Problem to work on: From the entries below, please gather each line containing the string "ユーザーズガイド".

Material:
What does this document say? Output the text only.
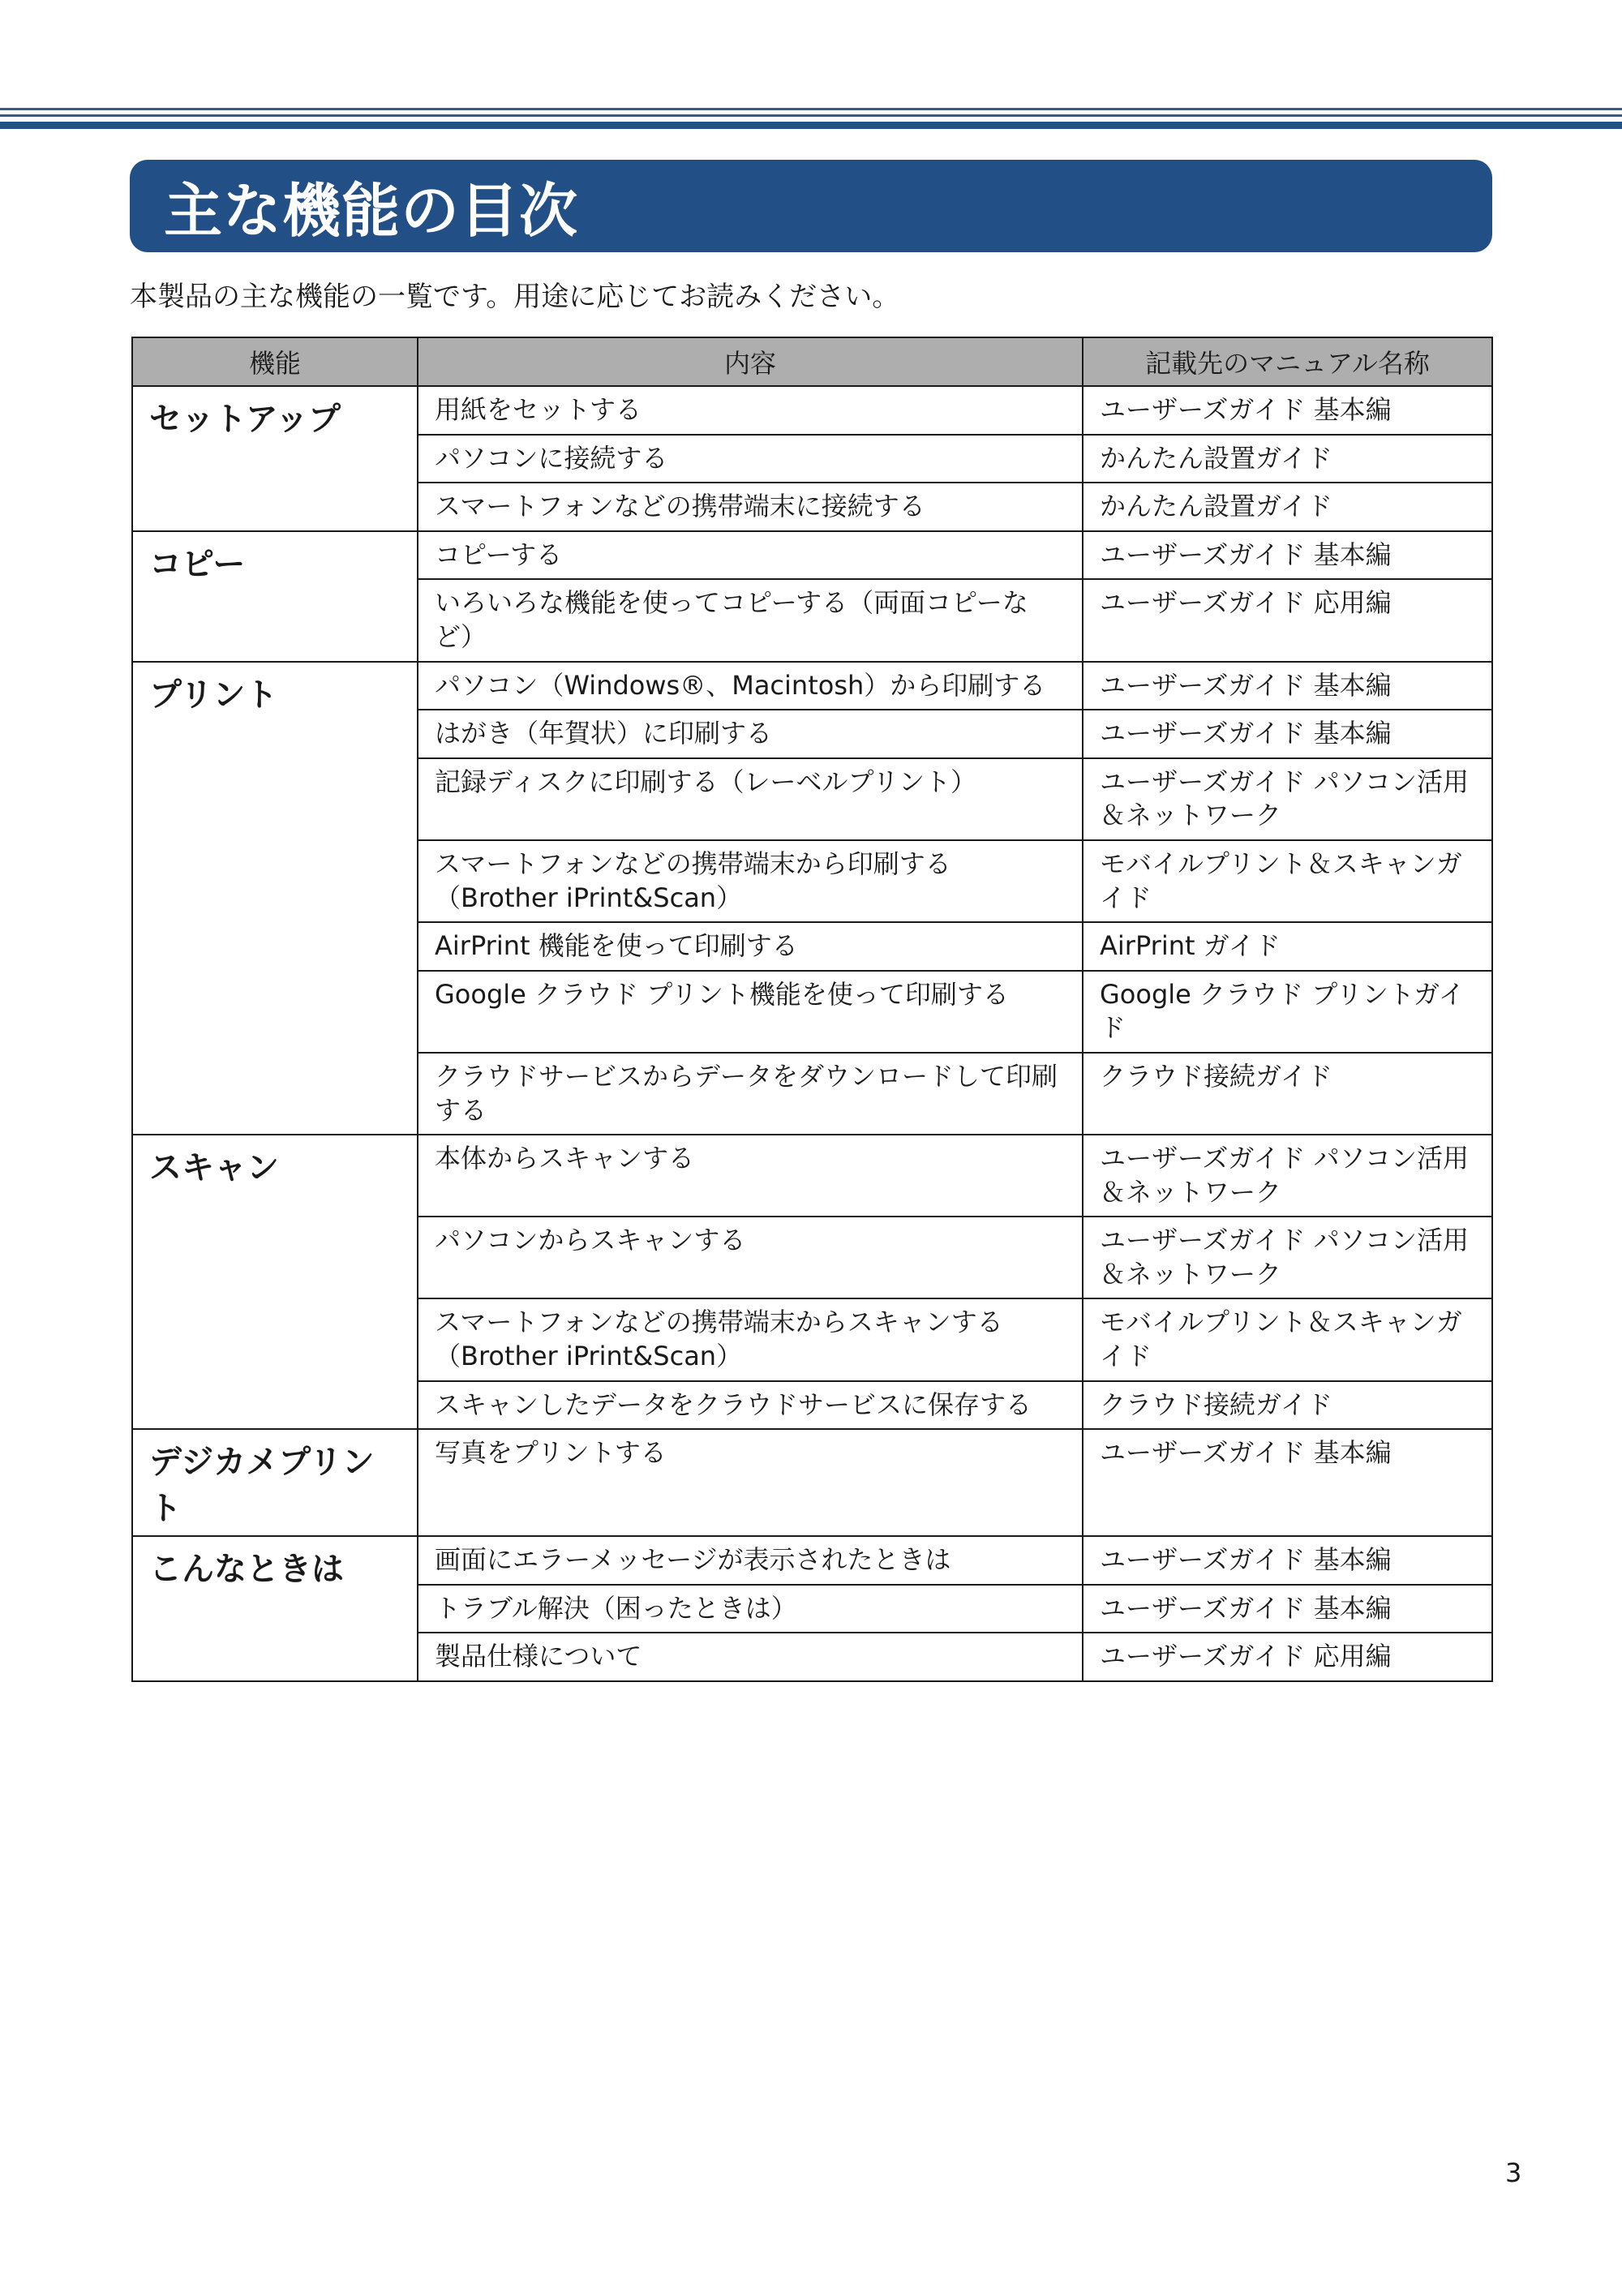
主な機能の目次
本製品の主な機能の一覧です。用途に応じてお読みください。
機能	内容	記載先のマニュアル名称
セットアップ	用紙をセットする	ユーザーズガイド 基本編
	パソコンに接続する	かんたん設置ガイド
	スマートフォンなどの携帯端末に接続する	かんたん設置ガイド
コピー	コピーする	ユーザーズガイド 基本編
	いろいろな機能を使ってコピーする（両面コピーなど）	ユーザーズガイド 応用編
プリント	パソコン（Windows®、Macintosh）から印刷する	ユーザーズガイド 基本編
	はがき（年賀状）に印刷する	ユーザーズガイド 基本編
	記録ディスクに印刷する（レーベルプリント）	ユーザーズガイド パソコン活用＆ネットワーク
	スマートフォンなどの携帯端末から印刷する（Brother iPrint&Scan）	モバイルプリント＆スキャンガイド
	AirPrint 機能を使って印刷する	AirPrint ガイド
	Google クラウド プリント機能を使って印刷する	Google クラウド プリントガイド
	クラウドサービスからデータをダウンロードして印刷する	クラウド接続ガイド
スキャン	本体からスキャンする	ユーザーズガイド パソコン活用＆ネットワーク
	パソコンからスキャンする	ユーザーズガイド パソコン活用＆ネットワーク
	スマートフォンなどの携帯端末からスキャンする（Brother iPrint&Scan）	モバイルプリント＆スキャンガイド
	スキャンしたデータをクラウドサービスに保存する	クラウド接続ガイド
デジカメプリント	写真をプリントする	ユーザーズガイド 基本編
こんなときは	画面にエラーメッセージが表示されたときは	ユーザーズガイド 基本編
	トラブル解決（困ったときは）	ユーザーズガイド 基本編
	製品仕様について	ユーザーズガイド 応用編
3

Finished task:
セットアップ	用紙をセットする	ユーザーズガイド 基本編
コピー	コピーする	ユーザーズガイド 基本編
	いろいろな機能を使ってコピーする（両面コピーなど）	ユーザーズガイド 応用編
プリント	パソコン（Windows®、Macintosh）から印刷する	ユーザーズガイド 基本編
	はがき（年賀状）に印刷する	ユーザーズガイド 基本編
	記録ディスクに印刷する（レーベルプリント）	ユーザーズガイド パソコン活用＆ネットワーク
スキャン	本体からスキャンする	ユーザーズガイド パソコン活用＆ネットワーク
	パソコンからスキャンする	ユーザーズガイド パソコン活用＆ネットワーク
デジカメプリント	写真をプリントする	ユーザーズガイド 基本編
こんなときは	画面にエラーメッセージが表示されたときは	ユーザーズガイド 基本編
	トラブル解決（困ったときは）	ユーザーズガイド 基本編
	製品仕様について	ユーザーズガイド 応用編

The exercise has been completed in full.